Exercise directions: Extend the forum thread about an elderly relative's inheritance, starting right after its last sentence.

Text passage:
--

ChasedByBees · 25/05/2018 22:14

I think you need to tell the elderly relative your MILs plans.

MiniCooperLover · 25/05/2018 22:18

ER needs to be made aware that MIL has no intention of helping anyone but herself. What they do after that is up to them.

Melliegrantfirstlady · 25/05/2018 22:21

Please tell the relative that mil has no plans to divert his inheritance.

I think it is shameful that he has clearly entrusted her with his estate

You could mention that you had discussed this with MiL and she has stated her intention is not to share the estate

Tell him you have been hesitant about raising it but thought he should know

caithuait · 25/05/2018 22:23

There's nothing you can do about but it's shitty. I am in a similar situation. We pay huge rent but my dad is reasonably wealthy. However, he's made it clear his money is for him. If mum was still alive it would be different. People are just selfish.

BrazzleDazzleDay · 25/05/2018 22:28

Providig for his family really seems to be one of ERs greatest remaining joys. Its talked about a lot, and not because anyone else brings it up. It makes us all feel pretty odd tbh. Thats why no one has ever said anything

Please do tell him then. In mils case, she's pretty cushty as is?! ER wants you to be able to benefit and move on as a family, if dh won't say it, then maybe you should.

On hearing that my parent's had a major house fire with no insurance the first thing my db said when I phoned to tell him was "but thats our inheritance". I feel sick at that thought, its theirs nit ours. Dp's are actually selling up and pissing off to Europe to hopefully spend their last penny/moments.

--

Recorded information:

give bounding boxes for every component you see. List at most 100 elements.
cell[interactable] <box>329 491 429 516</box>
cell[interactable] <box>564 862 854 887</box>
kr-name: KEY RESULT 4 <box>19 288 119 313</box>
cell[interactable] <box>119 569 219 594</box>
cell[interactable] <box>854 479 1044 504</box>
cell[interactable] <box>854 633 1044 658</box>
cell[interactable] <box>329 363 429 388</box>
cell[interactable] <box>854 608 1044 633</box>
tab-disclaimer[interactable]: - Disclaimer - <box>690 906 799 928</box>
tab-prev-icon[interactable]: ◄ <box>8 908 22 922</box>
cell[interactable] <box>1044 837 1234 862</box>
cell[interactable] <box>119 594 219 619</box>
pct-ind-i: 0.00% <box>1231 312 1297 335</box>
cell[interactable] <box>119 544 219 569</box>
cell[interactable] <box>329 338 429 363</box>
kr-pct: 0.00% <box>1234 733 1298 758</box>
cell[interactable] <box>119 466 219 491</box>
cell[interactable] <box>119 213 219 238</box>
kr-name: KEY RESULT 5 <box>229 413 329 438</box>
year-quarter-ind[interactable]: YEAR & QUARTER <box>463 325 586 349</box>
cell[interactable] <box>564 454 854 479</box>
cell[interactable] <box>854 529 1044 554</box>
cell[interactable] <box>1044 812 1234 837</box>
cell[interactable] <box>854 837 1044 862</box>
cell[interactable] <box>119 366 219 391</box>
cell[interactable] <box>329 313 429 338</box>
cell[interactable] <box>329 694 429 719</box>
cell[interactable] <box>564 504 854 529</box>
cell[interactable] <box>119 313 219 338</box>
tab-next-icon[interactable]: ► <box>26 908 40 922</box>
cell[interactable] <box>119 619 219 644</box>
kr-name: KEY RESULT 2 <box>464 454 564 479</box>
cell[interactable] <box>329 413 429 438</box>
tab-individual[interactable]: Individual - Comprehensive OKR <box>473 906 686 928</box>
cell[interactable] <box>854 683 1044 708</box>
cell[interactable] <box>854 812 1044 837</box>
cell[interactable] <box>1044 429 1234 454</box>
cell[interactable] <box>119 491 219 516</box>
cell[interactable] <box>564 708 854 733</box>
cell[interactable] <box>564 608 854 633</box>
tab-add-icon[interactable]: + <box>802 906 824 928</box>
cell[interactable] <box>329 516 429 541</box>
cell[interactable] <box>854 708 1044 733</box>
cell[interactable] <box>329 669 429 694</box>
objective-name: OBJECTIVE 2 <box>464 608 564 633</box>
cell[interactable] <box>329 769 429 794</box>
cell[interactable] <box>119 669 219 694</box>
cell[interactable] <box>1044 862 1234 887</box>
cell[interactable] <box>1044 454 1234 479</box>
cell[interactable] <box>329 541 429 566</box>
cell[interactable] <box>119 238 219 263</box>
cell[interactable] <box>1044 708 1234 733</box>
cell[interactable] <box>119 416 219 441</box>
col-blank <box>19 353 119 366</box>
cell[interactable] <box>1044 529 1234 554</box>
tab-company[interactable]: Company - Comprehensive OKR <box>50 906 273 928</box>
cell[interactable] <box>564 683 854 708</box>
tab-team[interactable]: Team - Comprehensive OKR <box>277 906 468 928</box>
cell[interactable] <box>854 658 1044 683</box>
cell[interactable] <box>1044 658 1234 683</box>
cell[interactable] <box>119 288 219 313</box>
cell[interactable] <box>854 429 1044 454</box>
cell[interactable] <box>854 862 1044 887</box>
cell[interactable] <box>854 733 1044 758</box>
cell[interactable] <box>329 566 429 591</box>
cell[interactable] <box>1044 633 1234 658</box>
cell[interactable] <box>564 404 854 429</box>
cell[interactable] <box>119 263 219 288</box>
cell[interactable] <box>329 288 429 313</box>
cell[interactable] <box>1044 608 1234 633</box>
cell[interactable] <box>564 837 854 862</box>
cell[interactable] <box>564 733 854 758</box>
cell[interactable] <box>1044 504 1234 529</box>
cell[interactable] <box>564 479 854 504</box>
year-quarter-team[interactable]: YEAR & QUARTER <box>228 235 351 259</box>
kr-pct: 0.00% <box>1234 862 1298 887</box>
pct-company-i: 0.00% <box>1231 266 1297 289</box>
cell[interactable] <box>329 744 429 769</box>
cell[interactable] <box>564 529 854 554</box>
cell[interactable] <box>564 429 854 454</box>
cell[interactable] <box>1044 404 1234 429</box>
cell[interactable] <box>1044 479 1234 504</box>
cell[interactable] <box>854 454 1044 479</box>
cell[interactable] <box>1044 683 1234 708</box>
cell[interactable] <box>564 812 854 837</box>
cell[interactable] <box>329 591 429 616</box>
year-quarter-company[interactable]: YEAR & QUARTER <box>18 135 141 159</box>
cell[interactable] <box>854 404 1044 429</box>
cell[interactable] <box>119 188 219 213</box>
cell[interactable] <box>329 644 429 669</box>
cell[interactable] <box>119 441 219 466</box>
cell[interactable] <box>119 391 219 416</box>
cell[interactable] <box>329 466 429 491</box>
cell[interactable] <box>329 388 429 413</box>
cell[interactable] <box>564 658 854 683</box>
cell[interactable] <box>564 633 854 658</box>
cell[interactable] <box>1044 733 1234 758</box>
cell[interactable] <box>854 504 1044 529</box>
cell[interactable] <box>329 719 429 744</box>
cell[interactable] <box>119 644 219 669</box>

--

Task response:
P.S db has now married a VERY popular/wealthy london barrister

brokeandsad · 25/05/2018 22:28

Right. I thought I might get slaughtered and I'm not surprised at being told to keep my sticky beak out. I have not put my beak in, but it's been rather dragged in despite my efforts to the contrary.

And here goes. The baby boomers have had the best of everything and mugged the rest of us off. You might not like it, and you might be the exception to the rule, but it's true.

People who bought (or who were given) houses 20, 30 years ago that have risen in value so out of line with wages, you have not achieved anything. You got bloody lucky. You aren't savvy, or responsible, or wise. You got lucky.

You got the best public services this country may ever know. You benefited from free university education, living grants, great out of work benefits, strong unions, economic growth. You've got generous private pensions, state pensions, winter fuel allowance, free public transport...

I'm expecting to have none of these things. We probably won't ever own our own home. We are professionals with decent jobs, we live in the north west, but the housing market still prices us out. Our rented house is mouldy and damp. We can't afford to move right now because the cost of heating is crippling us. The roof leaks. If we had a deposit what we pay in rent would buy is a bigger, dryer house in a better area with better schools. Our rent means we can't save for a deposit. We will have to work into our 70s or 80s. There may not be an NHS to speak of by then. We probably won't be able to support our son through university. His earning potential will be affected by that. We're all going to be on a treadmill forever which will eventually amount to nothing.

This is the reality for lots of people my age. Our parents don't owe us anything. We're adults. But they benefited from the state in a way we never will. Anyone other than the upper middle class are being punished for being poor in a way previous generations weren't. Regardless of our particular situation, for any generation to pull the drawbridge up on their own offspring and say "fend for yourselves" is pretty cruddy in my opinion.

Now do your worst.

OP posts:
delilahbucket · 25/05/2018 22:29

At least she's planning on it paying for her care. My mum inherited thousands and thousands. She blew the lot. Her house is falling apart and when she does pass away, the little it is worth will be split between five kids. I am definitely not relying on any inheritance coming my way. I'll just do what most do, earn my own money and provide for my child now and in the future.

BrazzleDazzleDay · 25/05/2018 22:30

caithuait or maybe he knows you need to stand on your own feet? You DO NOT have to stay there do you?